Directions => Every line that contains the word "according" should be copied.

Raw data =>
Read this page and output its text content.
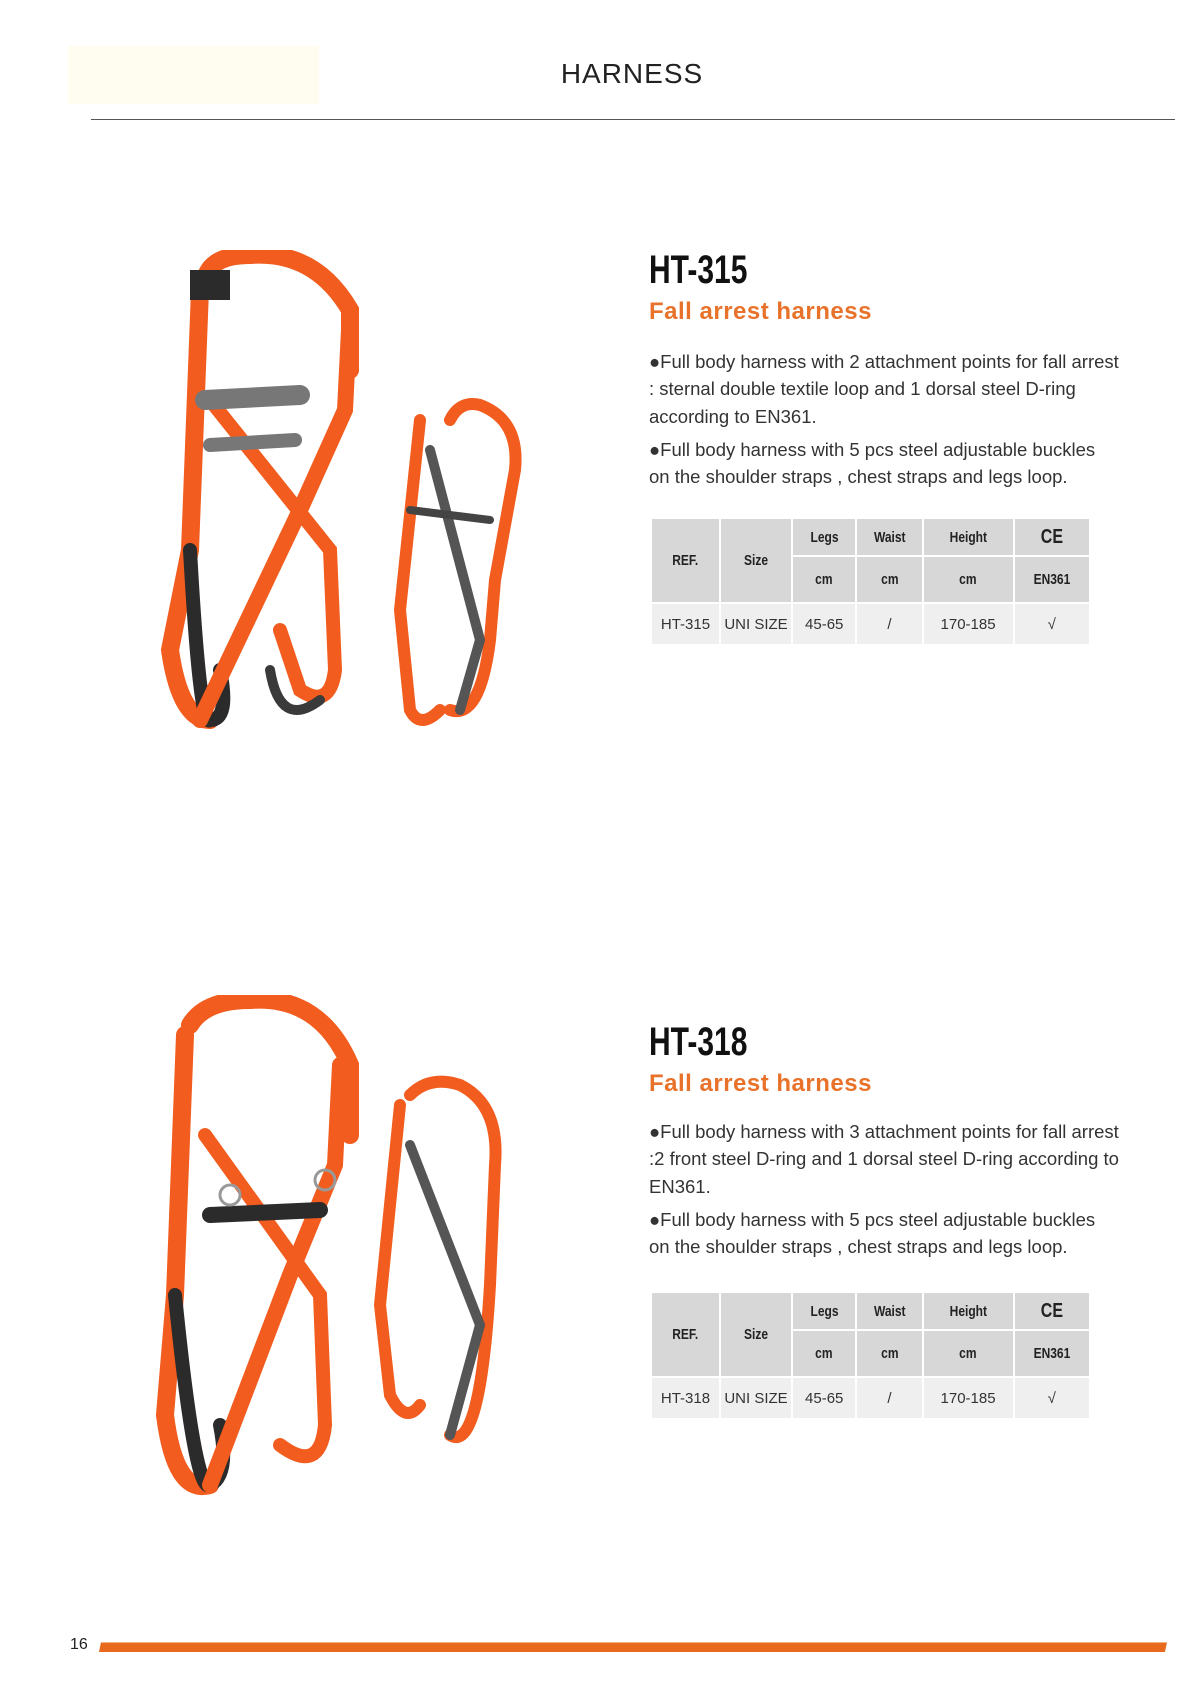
HARNESS
HT-315
Fall arrest harness

●Full body harness with 2 attachment points for fall arrest : sternal double textile loop and 1 dorsal steel D-ring according to EN361.

●Full body harness with 5 pcs steel adjustable buckles on the shoulder straps , chest straps and legs loop.

REF.	Size	Legs	Waist	Height	CE
		cm	cm	cm	EN361
HT-315	UNI SIZE	45-65	/	170-185	√
HT-318
Fall arrest harness

●Full body harness with 3 attachment points for fall arrest :2 front steel D-ring and 1 dorsal steel D-ring according to EN361.

●Full body harness with 5 pcs steel adjustable buckles on the shoulder straps , chest straps and legs loop.

REF.	Size	Legs	Waist	Height	CE
		cm	cm	cm	EN361
HT-318	UNI SIZE	45-65	/	170-185	√
16
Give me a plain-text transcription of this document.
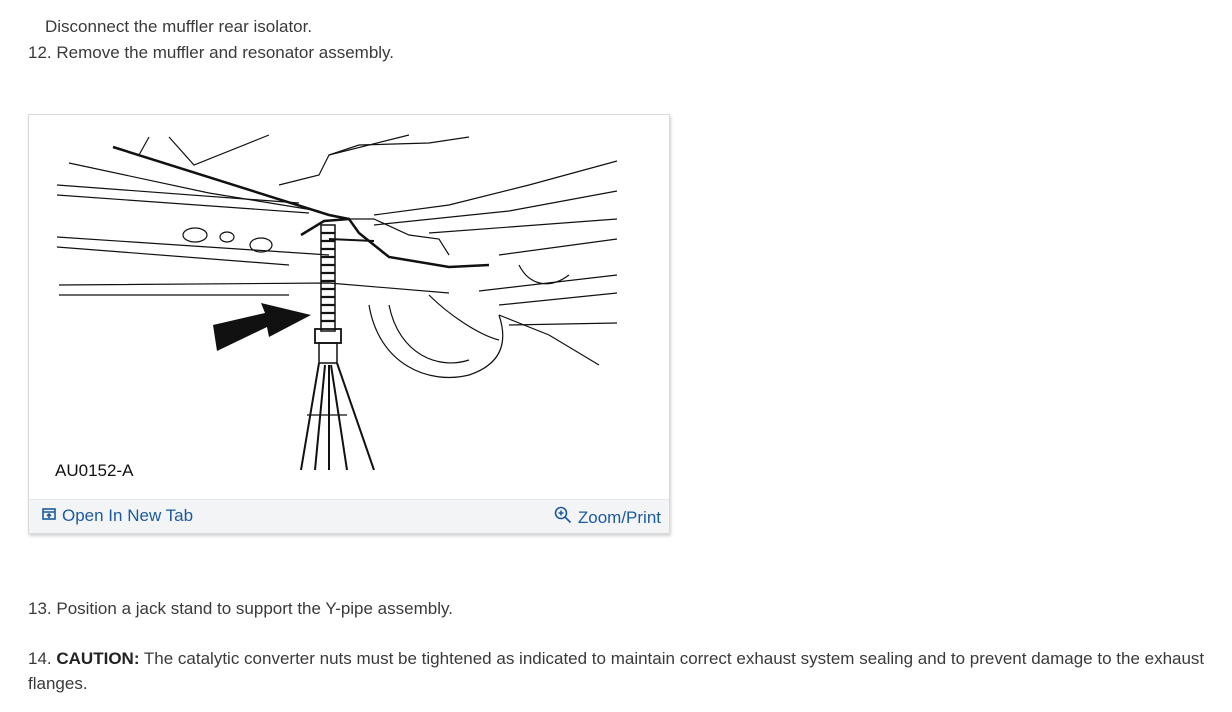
Disconnect the muffler rear isolator.
12. Remove the muffler and resonator assembly.
AU0152-A
Open In New Tab	Zoom/Print
13. Position a jack stand to support the Y-pipe assembly.
14. CAUTION: The catalytic converter nuts must be tightened as indicated to maintain correct exhaust system sealing and to prevent damage to the exhaust flanges.
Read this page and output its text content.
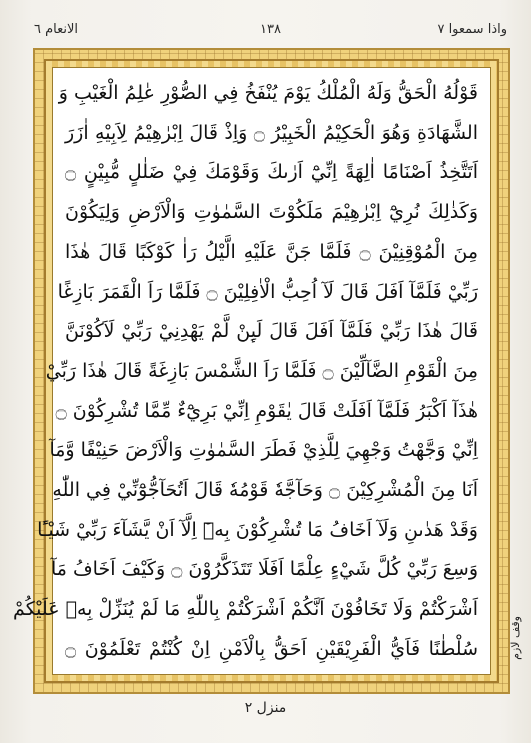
الانعام ٦	١٣٨	واذا سمعوا ٧
قَوْلُهُ الْحَقُّ وَلَهُ الْمُلْكُ يَوْمَ يُنْفَخُ فِي الصُّوْرِ عٰلِمُ الْغَيْبِ وَ
الشَّهَادَةِ وَهُوَ الْحَكِيْمُ الْخَبِيْرُ ۝ وَاِذْ قَالَ اِبْرٰهِيْمُ لِاَبِيْهِ اٰزَرَ
اَتَتَّخِذُ اَصْنَامًا اٰلِهَةً اِنِّيْٓ اَرٰىكَ وَقَوْمَكَ فِيْ ضَلٰلٍ مُّبِيْنٍ ۝
وَكَذٰلِكَ نُرِيْٓ اِبْرٰهِيْمَ مَلَكُوْتَ السَّمٰوٰتِ وَالْاَرْضِ وَلِيَكُوْنَ
مِنَ الْمُوْقِنِيْنَ ۝ فَلَمَّا جَنَّ عَلَيْهِ الَّيْلُ رَاٰ كَوْكَبًا قَالَ هٰذَا
رَبِّيْ فَلَمَّآ اَفَلَ قَالَ لَآ اُحِبُّ الْاٰفِلِيْنَ ۝ فَلَمَّا رَاَ الْقَمَرَ بَازِغًا
قَالَ هٰذَا رَبِّيْ فَلَمَّآ اَفَلَ قَالَ لَىِٕنْ لَّمْ يَهْدِنِيْ رَبِّيْ لَاَكُوْنَنَّ
مِنَ الْقَوْمِ الضَّآلِّيْنَ ۝ فَلَمَّا رَاَ الشَّمْسَ بَازِغَةً قَالَ هٰذَا رَبِّيْ
هٰذَآ اَكْبَرُ فَلَمَّآ اَفَلَتْ قَالَ يٰقَوْمِ اِنِّيْ بَرِيْٓءٌ مِّمَّا تُشْرِكُوْنَ ۝
اِنِّيْ وَجَّهْتُ وَجْهِيَ لِلَّذِيْ فَطَرَ السَّمٰوٰتِ وَالْاَرْضَ حَنِيْفًا وَّمَآ
اَنَا مِنَ الْمُشْرِكِيْنَ ۝ وَحَآجَّهٗ قَوْمُهٗ قَالَ اَتُحَآجُّوْٓنِّيْ فِي اللّٰهِ
وَقَدْ هَدٰىنِ وَلَآ اَخَافُ مَا تُشْرِكُوْنَ بِهٖٓ اِلَّآ اَنْ يَّشَآءَ رَبِّيْ شَيْـًٔا
وَسِعَ رَبِّيْ كُلَّ شَيْءٍ عِلْمًا اَفَلَا تَتَذَكَّرُوْنَ ۝ وَكَيْفَ اَخَافُ مَآ
اَشْرَكْتُمْ وَلَا تَخَافُوْنَ اَنَّكُمْ اَشْرَكْتُمْ بِاللّٰهِ مَا لَمْ يُنَزِّلْ بِهٖ عَلَيْكُمْ
سُلْطٰنًا فَاَيُّ الْفَرِيْقَيْنِ اَحَقُّ بِالْاَمْنِ اِنْ كُنْتُمْ تَعْلَمُوْنَ ۝	وقف لازم
منزل ٢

Response to this exercise =>
●Full body harness with 2 attachment points for fall arrest : sternal double textile loop and 1 dorsal steel D-ring according to EN361.
●Full body harness with 3 attachment points for fall arrest :2 front steel D-ring and 1 dorsal steel D-ring according to EN361.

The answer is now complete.